What you have to do:
Please copy the material below line for line, keeping every word and number unchanged.

Dataset extract:
"""

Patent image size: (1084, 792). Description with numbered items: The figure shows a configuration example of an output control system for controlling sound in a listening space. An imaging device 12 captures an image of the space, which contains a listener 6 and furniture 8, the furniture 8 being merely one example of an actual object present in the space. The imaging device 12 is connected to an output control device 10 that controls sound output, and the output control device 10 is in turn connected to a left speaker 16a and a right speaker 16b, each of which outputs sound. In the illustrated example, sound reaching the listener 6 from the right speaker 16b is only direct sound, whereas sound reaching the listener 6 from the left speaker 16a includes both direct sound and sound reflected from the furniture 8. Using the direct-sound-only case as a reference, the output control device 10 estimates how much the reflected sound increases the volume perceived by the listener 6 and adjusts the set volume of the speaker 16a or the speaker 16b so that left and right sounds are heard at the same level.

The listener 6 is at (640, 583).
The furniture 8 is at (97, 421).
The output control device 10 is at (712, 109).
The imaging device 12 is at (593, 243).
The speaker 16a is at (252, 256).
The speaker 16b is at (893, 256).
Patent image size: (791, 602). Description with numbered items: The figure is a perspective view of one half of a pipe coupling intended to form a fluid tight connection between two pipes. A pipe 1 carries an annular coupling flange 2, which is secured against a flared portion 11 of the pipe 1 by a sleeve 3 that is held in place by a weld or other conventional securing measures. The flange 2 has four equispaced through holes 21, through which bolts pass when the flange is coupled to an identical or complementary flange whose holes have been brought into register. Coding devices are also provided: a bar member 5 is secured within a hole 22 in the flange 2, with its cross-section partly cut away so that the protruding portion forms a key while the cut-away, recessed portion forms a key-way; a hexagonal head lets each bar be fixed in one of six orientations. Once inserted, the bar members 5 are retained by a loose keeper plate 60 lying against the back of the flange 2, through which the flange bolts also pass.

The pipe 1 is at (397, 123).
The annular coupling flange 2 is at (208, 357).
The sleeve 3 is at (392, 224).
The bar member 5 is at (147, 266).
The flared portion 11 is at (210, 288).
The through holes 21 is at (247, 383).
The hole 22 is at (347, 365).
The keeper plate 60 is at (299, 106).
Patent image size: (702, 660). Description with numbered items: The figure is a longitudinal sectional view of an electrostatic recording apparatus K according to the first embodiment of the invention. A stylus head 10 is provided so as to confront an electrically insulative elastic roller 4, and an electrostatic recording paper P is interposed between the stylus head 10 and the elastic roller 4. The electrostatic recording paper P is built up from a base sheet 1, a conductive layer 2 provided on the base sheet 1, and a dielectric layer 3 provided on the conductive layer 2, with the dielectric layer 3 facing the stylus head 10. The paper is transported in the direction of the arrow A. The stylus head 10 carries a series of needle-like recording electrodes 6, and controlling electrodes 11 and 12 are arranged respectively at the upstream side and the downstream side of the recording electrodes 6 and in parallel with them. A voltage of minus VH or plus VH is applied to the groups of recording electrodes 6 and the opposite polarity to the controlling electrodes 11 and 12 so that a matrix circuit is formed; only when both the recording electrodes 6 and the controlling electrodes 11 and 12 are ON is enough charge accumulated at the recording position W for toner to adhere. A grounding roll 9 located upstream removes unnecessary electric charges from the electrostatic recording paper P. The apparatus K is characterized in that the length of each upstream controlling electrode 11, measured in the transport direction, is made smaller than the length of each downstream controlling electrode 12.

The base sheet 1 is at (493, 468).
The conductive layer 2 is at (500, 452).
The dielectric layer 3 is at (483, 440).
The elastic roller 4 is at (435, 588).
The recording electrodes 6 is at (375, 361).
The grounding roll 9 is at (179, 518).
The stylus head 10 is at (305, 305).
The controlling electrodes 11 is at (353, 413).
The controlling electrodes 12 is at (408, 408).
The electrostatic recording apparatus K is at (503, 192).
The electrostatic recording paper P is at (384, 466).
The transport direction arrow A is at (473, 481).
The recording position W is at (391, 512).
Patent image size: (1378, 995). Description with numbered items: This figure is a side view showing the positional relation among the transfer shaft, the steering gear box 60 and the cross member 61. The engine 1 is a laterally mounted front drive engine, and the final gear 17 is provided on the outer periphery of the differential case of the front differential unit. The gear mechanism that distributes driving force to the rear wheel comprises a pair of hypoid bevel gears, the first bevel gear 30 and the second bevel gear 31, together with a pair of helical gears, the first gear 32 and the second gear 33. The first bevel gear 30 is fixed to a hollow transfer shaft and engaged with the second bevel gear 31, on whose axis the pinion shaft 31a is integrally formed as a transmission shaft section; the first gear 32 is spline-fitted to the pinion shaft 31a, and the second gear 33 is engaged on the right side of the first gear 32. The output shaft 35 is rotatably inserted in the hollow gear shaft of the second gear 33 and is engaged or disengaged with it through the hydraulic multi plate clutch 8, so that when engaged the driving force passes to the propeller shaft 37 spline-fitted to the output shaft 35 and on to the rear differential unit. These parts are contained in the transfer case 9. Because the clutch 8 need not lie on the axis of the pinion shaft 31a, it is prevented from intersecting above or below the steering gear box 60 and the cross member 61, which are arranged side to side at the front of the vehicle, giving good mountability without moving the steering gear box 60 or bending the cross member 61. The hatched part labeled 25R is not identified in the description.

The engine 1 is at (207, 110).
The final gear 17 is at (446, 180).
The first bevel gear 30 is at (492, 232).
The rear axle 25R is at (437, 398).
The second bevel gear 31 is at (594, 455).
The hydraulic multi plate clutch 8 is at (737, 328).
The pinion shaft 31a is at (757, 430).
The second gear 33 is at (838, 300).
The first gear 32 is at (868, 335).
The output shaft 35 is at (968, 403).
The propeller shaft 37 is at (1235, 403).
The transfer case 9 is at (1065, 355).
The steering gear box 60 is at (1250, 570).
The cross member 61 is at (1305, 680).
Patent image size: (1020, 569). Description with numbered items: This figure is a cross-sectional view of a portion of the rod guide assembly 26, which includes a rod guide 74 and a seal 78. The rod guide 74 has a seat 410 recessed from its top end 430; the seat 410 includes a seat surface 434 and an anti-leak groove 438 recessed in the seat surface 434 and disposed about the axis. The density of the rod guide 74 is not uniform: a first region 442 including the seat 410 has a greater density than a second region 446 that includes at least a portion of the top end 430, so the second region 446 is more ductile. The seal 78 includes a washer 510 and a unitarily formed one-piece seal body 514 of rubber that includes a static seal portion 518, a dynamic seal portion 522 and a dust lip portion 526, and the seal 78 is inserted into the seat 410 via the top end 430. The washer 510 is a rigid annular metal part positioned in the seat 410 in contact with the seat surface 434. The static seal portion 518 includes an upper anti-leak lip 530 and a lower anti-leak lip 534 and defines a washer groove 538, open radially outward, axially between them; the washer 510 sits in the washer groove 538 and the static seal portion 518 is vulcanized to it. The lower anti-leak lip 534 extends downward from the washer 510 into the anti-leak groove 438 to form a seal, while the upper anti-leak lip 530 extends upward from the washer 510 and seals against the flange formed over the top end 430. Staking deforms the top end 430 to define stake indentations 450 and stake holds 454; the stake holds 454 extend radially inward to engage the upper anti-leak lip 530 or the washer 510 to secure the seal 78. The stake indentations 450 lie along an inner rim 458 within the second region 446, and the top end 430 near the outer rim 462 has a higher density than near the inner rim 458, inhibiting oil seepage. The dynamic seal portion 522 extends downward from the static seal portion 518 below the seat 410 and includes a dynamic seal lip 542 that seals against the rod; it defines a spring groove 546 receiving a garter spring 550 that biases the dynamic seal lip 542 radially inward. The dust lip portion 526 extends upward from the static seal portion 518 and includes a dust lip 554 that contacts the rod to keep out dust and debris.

"""

Completed task:
Patent image size: (1084, 792). Description with numbered items: The figure shows a configuration example of an output control system for controlling sound in a listening space. An imaging device 12 captures an image of the space, which contains a listener 6 and furniture 8, the furniture 8 being merely one example of an actual object present in the space. The imaging device 12 is connected to an output control device 10 that controls sound output, and the output control device 10 is in turn connected to a left speaker 16a and a right speaker 16b, each of which outputs sound. In the illustrated example, sound reaching the listener 6 from the right speaker 16b is only direct sound, whereas sound reaching the listener 6 from the left speaker 16a includes both direct sound and sound reflected from the furniture 8. Using the direct-sound-only case as a reference, the output control device 10 estimates how much the reflected sound increases the volume perceived by the listener 6 and adjusts the set volume of the speaker 16a or the speaker 16b so that left and right sounds are heard at the same level.

The listener 6 is at (640, 583).
The furniture 8 is at (97, 421).
The output control device 10 is at (712, 109).
The imaging device 12 is at (593, 243).
The speaker 16a is at (252, 256).
The speaker 16b is at (893, 256).
Patent image size: (791, 602). Description with numbered items: The figure is a perspective view of one half of a pipe coupling intended to form a fluid tight connection between two pipes. A pipe 1 carries an annular coupling flange 2, which is secured against a flared portion 11 of the pipe 1 by a sleeve 3 that is held in place by a weld or other conventional securing measures. The flange 2 has four equispaced through holes 21, through which bolts pass when the flange is coupled to an identical or complementary flange whose holes have been brought into register. Coding devices are also provided: a bar member 5 is secured within a hole 22 in the flange 2, with its cross-section partly cut away so that the protruding portion forms a key while the cut-away, recessed portion forms a key-way; a hexagonal head lets each bar be fixed in one of six orientations. Once inserted, the bar members 5 are retained by a loose keeper plate 60 lying against the back of the flange 2, through which the flange bolts also pass.

The pipe 1 is at (397, 123).
The annular coupling flange 2 is at (208, 357).
The sleeve 3 is at (392, 224).
The bar member 5 is at (147, 266).
The flared portion 11 is at (210, 288).
The through holes 21 is at (247, 383).
The hole 22 is at (347, 365).
The keeper plate 60 is at (299, 106).
Patent image size: (702, 660). Description with numbered items: The figure is a longitudinal sectional view of an electrostatic recording apparatus K according to the first embodiment of the invention. A stylus head 10 is provided so as to confront an electrically insulative elastic roller 4, and an electrostatic recording paper P is interposed between the stylus head 10 and the elastic roller 4. The electrostatic recording paper P is built up from a base sheet 1, a conductive layer 2 provided on the base sheet 1, and a dielectric layer 3 provided on the conductive layer 2, with the dielectric layer 3 facing the stylus head 10. The paper is transported in the direction of the arrow A. The stylus head 10 carries a series of needle-like recording electrodes 6, and controlling electrodes 11 and 12 are arranged respectively at the upstream side and the downstream side of the recording electrodes 6 and in parallel with them. A voltage of minus VH or plus VH is applied to the groups of recording electrodes 6 and the opposite polarity to the controlling electrodes 11 and 12 so that a matrix circuit is formed; only when both the recording electrodes 6 and the controlling electrodes 11 and 12 are ON is enough charge accumulated at the recording position W for toner to adhere. A grounding roll 9 located upstream removes unnecessary electric charges from the electrostatic recording paper P. The apparatus K is characterized in that the length of each upstream controlling electrode 11, measured in the transport direction, is made smaller than the length of each downstream controlling electrode 12.

The base sheet 1 is at (493, 468).
The conductive layer 2 is at (500, 452).
The dielectric layer 3 is at (483, 440).
The elastic roller 4 is at (435, 588).
The recording electrodes 6 is at (375, 361).
The grounding roll 9 is at (179, 518).
The stylus head 10 is at (305, 305).
The controlling electrodes 11 is at (353, 413).
The controlling electrodes 12 is at (408, 408).
The electrostatic recording apparatus K is at (503, 192).
The electrostatic recording paper P is at (384, 466).
The transport direction arrow A is at (473, 481).
The recording position W is at (391, 512).
Patent image size: (1378, 995). Description with numbered items: This figure is a side view showing the positional relation among the transfer shaft, the steering gear box 60 and the cross member 61. The engine 1 is a laterally mounted front drive engine, and the final gear 17 is provided on the outer periphery of the differential case of the front differential unit. The gear mechanism that distributes driving force to the rear wheel comprises a pair of hypoid bevel gears, the first bevel gear 30 and the second bevel gear 31, together with a pair of helical gears, the first gear 32 and the second gear 33. The first bevel gear 30 is fixed to a hollow transfer shaft and engaged with the second bevel gear 31, on whose axis the pinion shaft 31a is integrally formed as a transmission shaft section; the first gear 32 is spline-fitted to the pinion shaft 31a, and the second gear 33 is engaged on the right side of the first gear 32. The output shaft 35 is rotatably inserted in the hollow gear shaft of the second gear 33 and is engaged or disengaged with it through the hydraulic multi plate clutch 8, so that when engaged the driving force passes to the propeller shaft 37 spline-fitted to the output shaft 35 and on to the rear differential unit. These parts are contained in the transfer case 9. Because the clutch 8 need not lie on the axis of the pinion shaft 31a, it is prevented from intersecting above or below the steering gear box 60 and the cross member 61, which are arranged side to side at the front of the vehicle, giving good mountability without moving the steering gear box 60 or bending the cross member 61. The hatched part labeled 25R is not identified in the description.

The engine 1 is at (207, 110).
The final gear 17 is at (446, 180).
The first bevel gear 30 is at (492, 232).
The rear axle 25R is at (437, 398).
The second bevel gear 31 is at (594, 455).
The hydraulic multi plate clutch 8 is at (737, 328).
The pinion shaft 31a is at (757, 430).
The second gear 33 is at (838, 300).
The first gear 32 is at (868, 335).
The output shaft 35 is at (968, 403).
The propeller shaft 37 is at (1235, 403).
The transfer case 9 is at (1065, 355).
The steering gear box 60 is at (1250, 570).
The cross member 61 is at (1305, 680).
Patent image size: (1020, 569). Description with numbered items: This figure is a cross-sectional view of a portion of the rod guide assembly 26, which includes a rod guide 74 and a seal 78. The rod guide 74 has a seat 410 recessed from its top end 430; the seat 410 includes a seat surface 434 and an anti-leak groove 438 recessed in the seat surface 434 and disposed about the axis. The density of the rod guide 74 is not uniform: a first region 442 including the seat 410 has a greater density than a second region 446 that includes at least a portion of the top end 430, so the second region 446 is more ductile. The seal 78 includes a washer 510 and a unitarily formed one-piece seal body 514 of rubber that includes a static seal portion 518, a dynamic seal portion 522 and a dust lip portion 526, and the seal 78 is inserted into the seat 410 via the top end 430. The washer 510 is a rigid annular metal part positioned in the seat 410 in contact with the seat surface 434. The static seal portion 518 includes an upper anti-leak lip 530 and a lower anti-leak lip 534 and defines a washer groove 538, open radially outward, axially between them; the washer 510 sits in the washer groove 538 and the static seal portion 518 is vulcanized to it. The lower anti-leak lip 534 extends downward from the washer 510 into the anti-leak groove 438 to form a seal, while the upper anti-leak lip 530 extends upward from the washer 510 and seals against the flange formed over the top end 430. Staking deforms the top end 430 to define stake indentations 450 and stake holds 454; the stake holds 454 extend radially inward to engage the upper anti-leak lip 530 or the washer 510 to secure the seal 78. The stake indentations 450 lie along an inner rim 458 within the second region 446, and the top end 430 near the outer rim 462 has a higher density than near the inner rim 458, inhibiting oil seepage. The dynamic seal portion 522 extends downward from the static seal portion 518 below the seat 410 and includes a dynamic seal lip 542 that seals against the rod; it defines a spring groove 546 receiving a garter spring 550 that biases the dynamic seal lip 542 radially inward. The dust lip portion 526 extends upward from the static seal portion 518 and includes a dust lip 554 that contacts the rod to keep out dust and debris.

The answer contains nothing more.